:: Prompt ::
Collect every line that includes the string "title".

:: Information supplied ::
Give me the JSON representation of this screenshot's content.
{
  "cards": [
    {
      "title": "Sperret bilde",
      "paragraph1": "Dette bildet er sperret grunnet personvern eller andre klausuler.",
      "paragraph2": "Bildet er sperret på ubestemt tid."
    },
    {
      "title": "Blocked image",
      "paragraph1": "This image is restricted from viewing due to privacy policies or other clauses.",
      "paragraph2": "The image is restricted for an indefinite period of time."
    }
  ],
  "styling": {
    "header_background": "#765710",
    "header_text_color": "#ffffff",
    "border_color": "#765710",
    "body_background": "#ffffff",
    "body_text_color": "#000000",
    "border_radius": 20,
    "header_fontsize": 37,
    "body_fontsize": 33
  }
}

:: Full answer ::
      "title": "Sperret bilde",
      "title": "Blocked image",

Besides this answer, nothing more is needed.